__Aim__:
In the copy, include every entry exactly but none of the pictures.
══ Extracted records ══
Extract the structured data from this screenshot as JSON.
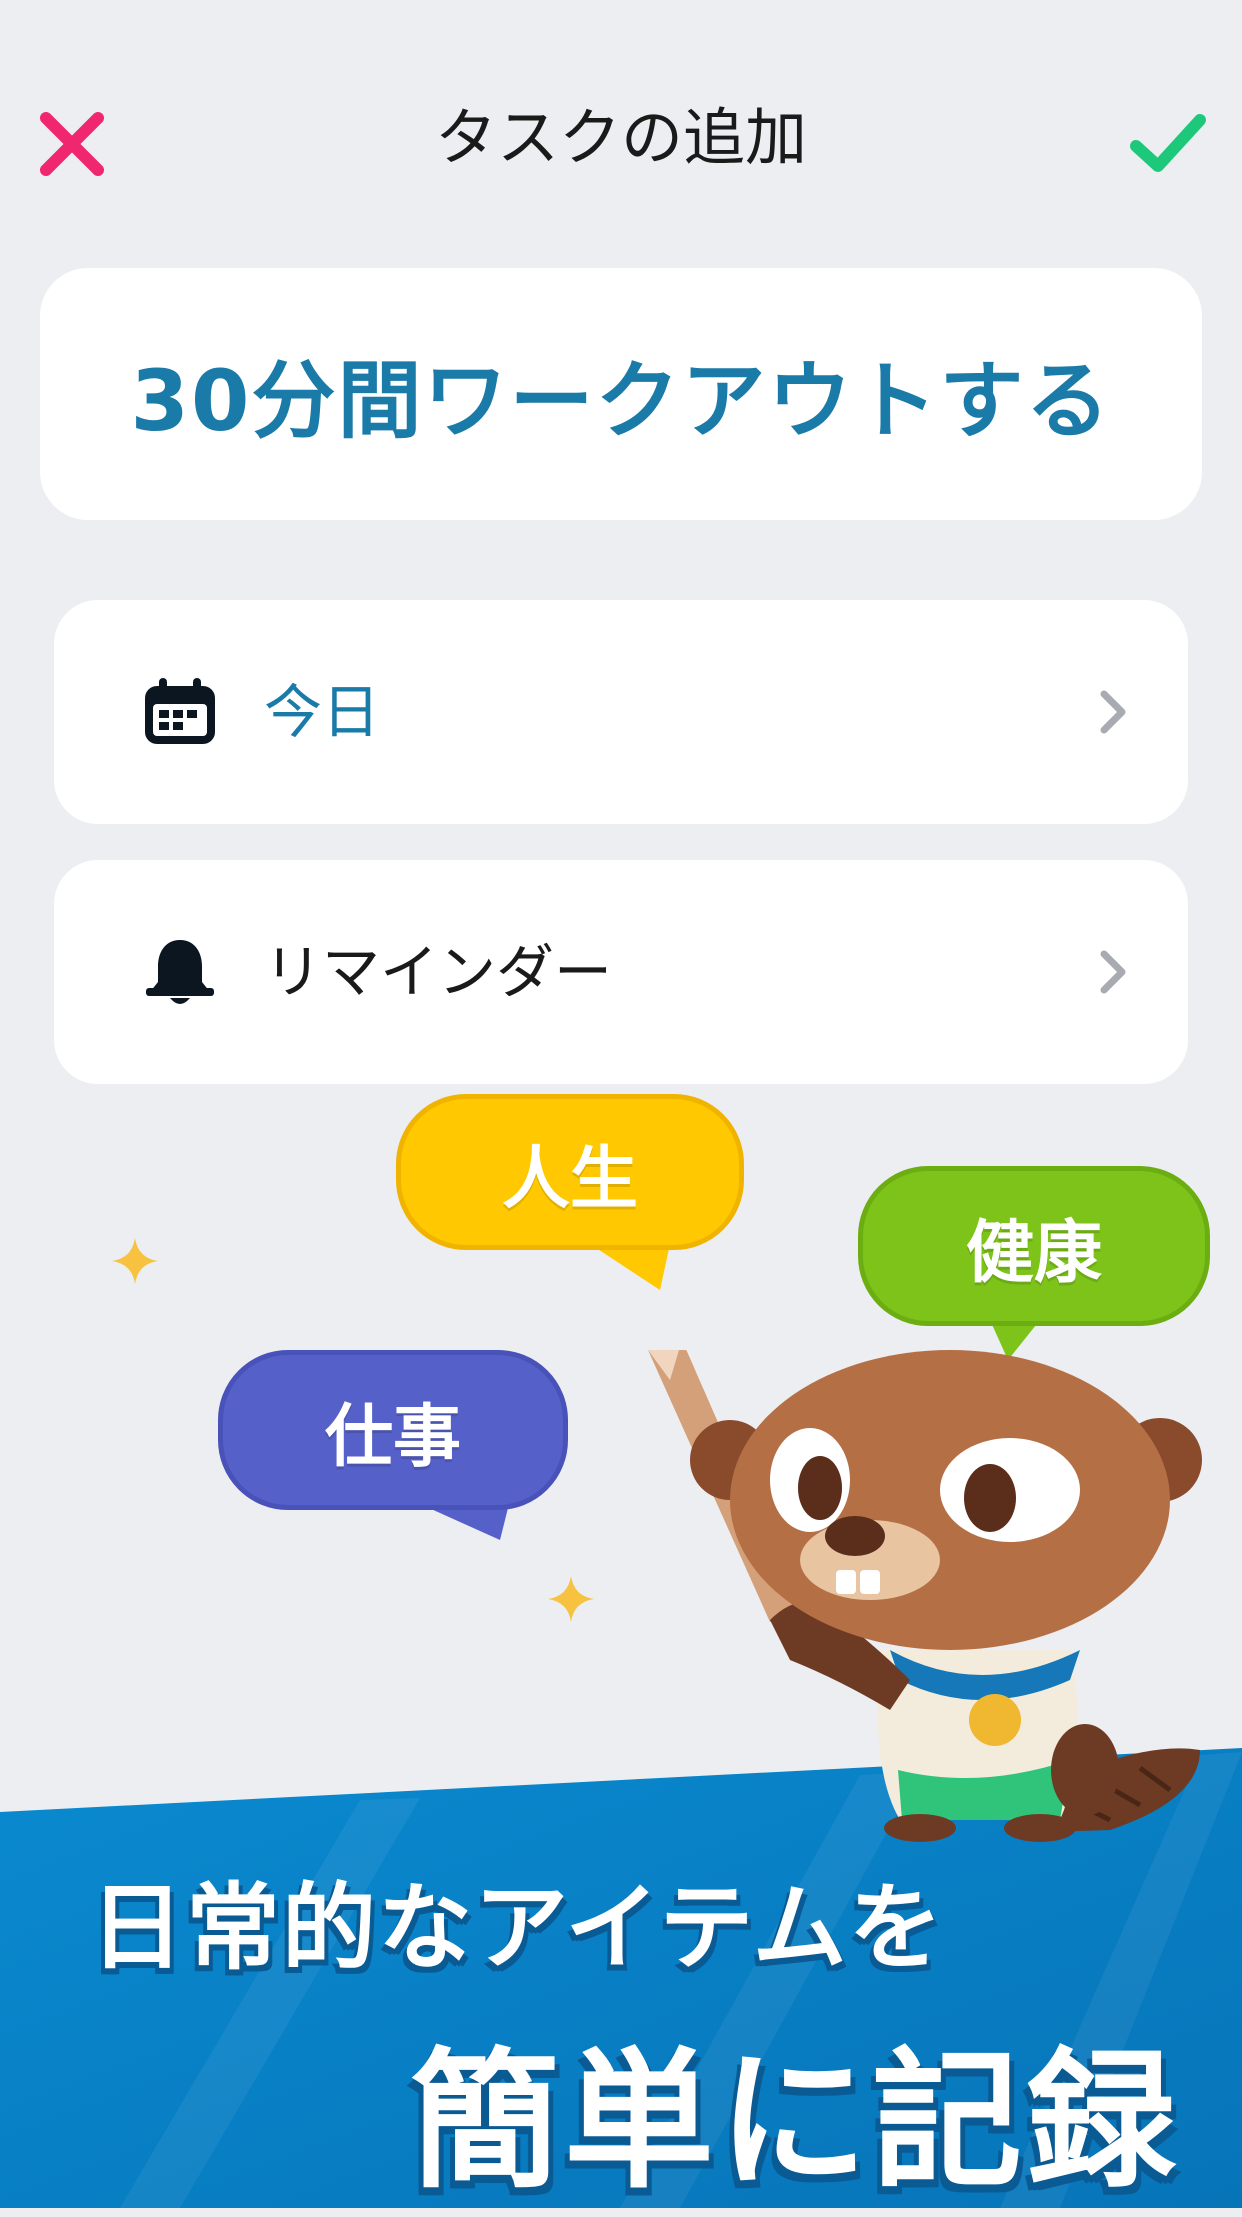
{
  "header": {
    "title": "タスクの追加",
    "close_icon": "close-icon",
    "confirm_icon": "check-icon",
    "close_color": "#f0266e",
    "confirm_color": "#1ec87a"
  },
  "task": {
    "name": "30分間ワークアウトする"
  },
  "options": [
    {
      "icon": "calendar-icon",
      "label": "今日"
    },
    {
      "icon": "bell-icon",
      "label": "リマインダー"
    }
  ],
  "categories": [
    {
      "label": "人生",
      "color": "#ffc800"
    },
    {
      "label": "健康",
      "color": "#7dc31a"
    },
    {
      "label": "仕事",
      "color": "#5560c8"
    }
  ],
  "promo": {
    "line1": "日常的なアイテムを",
    "line2": "簡単に記録"
  },
  "colors": {
    "accent": "#1a7aa8",
    "banner": "#0a88cc",
    "background": "#eceef2"
  }
}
═══
__Expected output__:
Extract the structured data from this screenshot as JSON.
{
  "header": {
    "title": "タスクの追加",
    "close_icon": "close-icon",
    "confirm_icon": "check-icon",
    "close_color": "#f0266e",
    "confirm_color": "#1ec87a"
  },
  "task": {
    "name": "30分間ワークアウトする"
  },
  "options": [
    {
      "icon": "calendar-icon",
      "label": "今日"
    },
    {
      "icon": "bell-icon",
      "label": "リマインダー"
    }
  ],
  "categories": [
    {
      "label": "人生",
      "color": "#ffc800"
    },
    {
      "label": "健康",
      "color": "#7dc31a"
    },
    {
      "label": "仕事",
      "color": "#5560c8"
    }
  ],
  "promo": {
    "line1": "日常的なアイテムを",
    "line2": "簡単に記録"
  },
  "colors": {
    "accent": "#1a7aa8",
    "banner": "#0a88cc",
    "background": "#eceef2"
  }
}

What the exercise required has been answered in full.